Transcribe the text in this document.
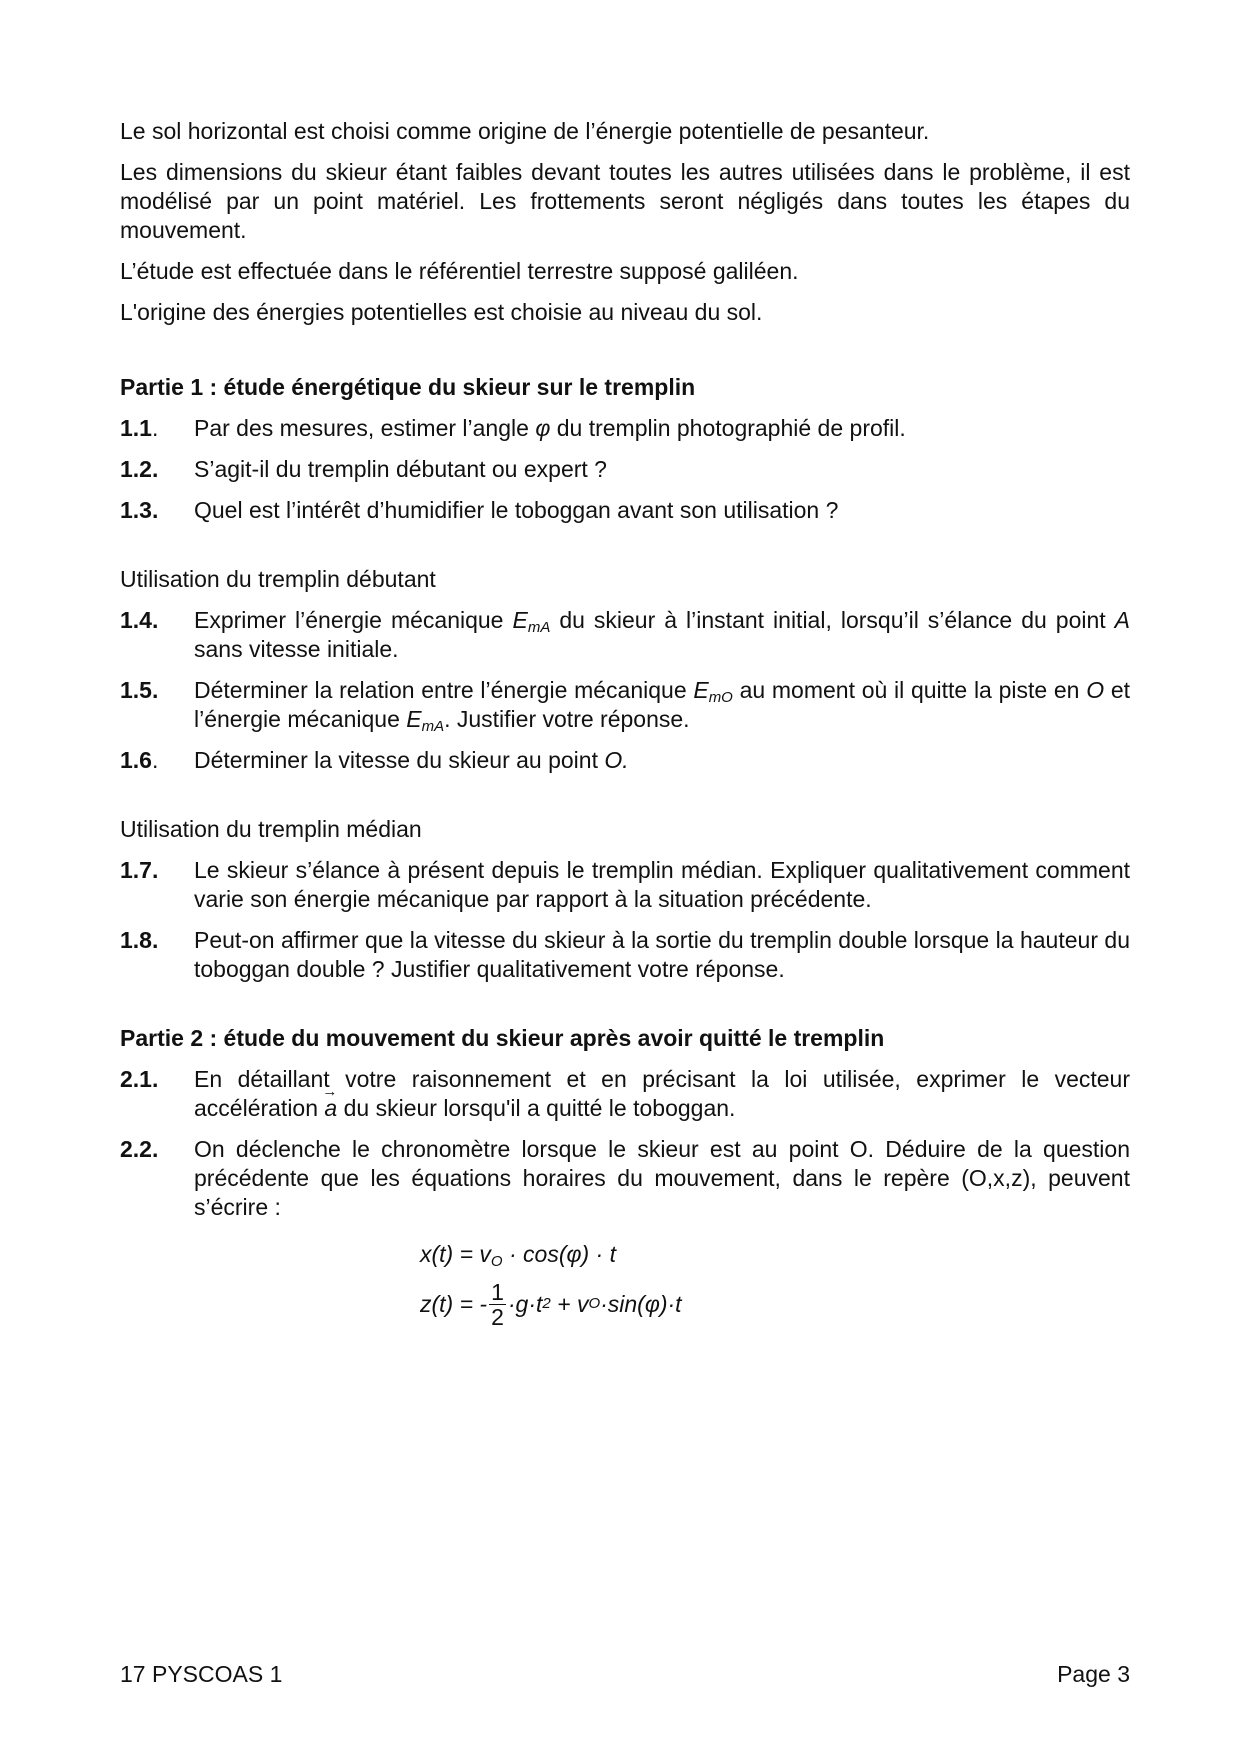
Le sol horizontal est choisi comme origine de l’énergie potentielle de pesanteur.

Les dimensions du skieur étant faibles devant toutes les autres utilisées dans le problème, il est modélisé par un point matériel. Les frottements seront négligés dans toutes les étapes du mouvement.

L’étude est effectuée dans le référentiel terrestre supposé galiléen.

L'origine des énergies potentielles est choisie au niveau du sol.

Partie 1 : étude énergétique du skieur sur le tremplin

1.1.	Par des mesures, estimer l’angle φ du tremplin photographié de profil.
1.2.	S’agit-il du tremplin débutant ou expert ?
1.3.	Quel est l’intérêt d’humidifier le toboggan avant son utilisation ?

Utilisation du tremplin débutant

1.4.	Exprimer l’énergie mécanique $E_{mA}$ du skieur à l’instant initial, lorsqu’il s’élance du point A sans vitesse initiale.
1.5.	Déterminer la relation entre l’énergie mécanique $E_{mO}$ au moment où il quitte la piste en O et l’énergie mécanique $E_{mA}$. Justifier votre réponse.
1.6.	Déterminer la vitesse du skieur au point O.

Utilisation du tremplin médian

1.7.	Le skieur s’élance à présent depuis le tremplin médian. Expliquer qualitativement comment varie son énergie mécanique par rapport à la situation précédente.
1.8.	Peut-on affirmer que la vitesse du skieur à la sortie du tremplin double lorsque la hauteur du toboggan double ? Justifier qualitativement votre réponse.

Partie 2 : étude du mouvement du skieur après avoir quitté le tremplin

2.1.	En détaillant votre raisonnement et en précisant la loi utilisée, exprimer le vecteur accélération → a du skieur lorsqu'il a quitté le toboggan.
2.2.	On déclenche le chronomètre lorsque le skieur est au point O. Déduire de la question précédente que les équations horaires du mouvement, dans le repère (O,x,z), peuvent s’écrire :
$x(t) = v_O \cdot \cos(\varphi) \cdot t$
z(t) = - $\frac{1}{2} \cdot g\cdot t$ 2 + v O ·sin(φ)·t
17 PYSCOAS 1	Page 3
■ ■ ■
# WRITTEN PROBLEM:
Print all of the entries word for word. Omit the pictures they contain.

# REPLY TO THE EXERCISE:
Transcribe the text in this document.
Le sol horizontal est choisi comme origine de l’énergie potentielle de pesanteur.

Les dimensions du skieur étant faibles devant toutes les autres utilisées dans le problème, il est modélisé par un point matériel. Les frottements seront négligés dans toutes les étapes du mouvement.

L’étude est effectuée dans le référentiel terrestre supposé galiléen.

L'origine des énergies potentielles est choisie au niveau du sol.

Partie 1 : étude énergétique du skieur sur le tremplin

1.1.	Par des mesures, estimer l’angle φ du tremplin photographié de profil.
1.2.	S’agit-il du tremplin débutant ou expert ?
1.3.	Quel est l’intérêt d’humidifier le toboggan avant son utilisation ?

Utilisation du tremplin débutant

1.4.	Exprimer l’énergie mécanique $E_{mA}$ du skieur à l’instant initial, lorsqu’il s’élance du point A sans vitesse initiale.
1.5.	Déterminer la relation entre l’énergie mécanique $E_{mO}$ au moment où il quitte la piste en O et l’énergie mécanique $E_{mA}$. Justifier votre réponse.
1.6.	Déterminer la vitesse du skieur au point O.

Utilisation du tremplin médian

1.7.	Le skieur s’élance à présent depuis le tremplin médian. Expliquer qualitativement comment varie son énergie mécanique par rapport à la situation précédente.
1.8.	Peut-on affirmer que la vitesse du skieur à la sortie du tremplin double lorsque la hauteur du toboggan double ? Justifier qualitativement votre réponse.

Partie 2 : étude du mouvement du skieur après avoir quitté le tremplin

2.1.	En détaillant votre raisonnement et en précisant la loi utilisée, exprimer le vecteur accélération → a du skieur lorsqu'il a quitté le toboggan.
2.2.	On déclenche le chronomètre lorsque le skieur est au point O. Déduire de la question précédente que les équations horaires du mouvement, dans le repère (O,x,z), peuvent s’écrire :
$x(t) = v_O \cdot \cos(\varphi) \cdot t$
z(t) = - $\frac{1}{2} \cdot g\cdot t$ 2 + v O ·sin(φ)·t
17 PYSCOAS 1	Page 3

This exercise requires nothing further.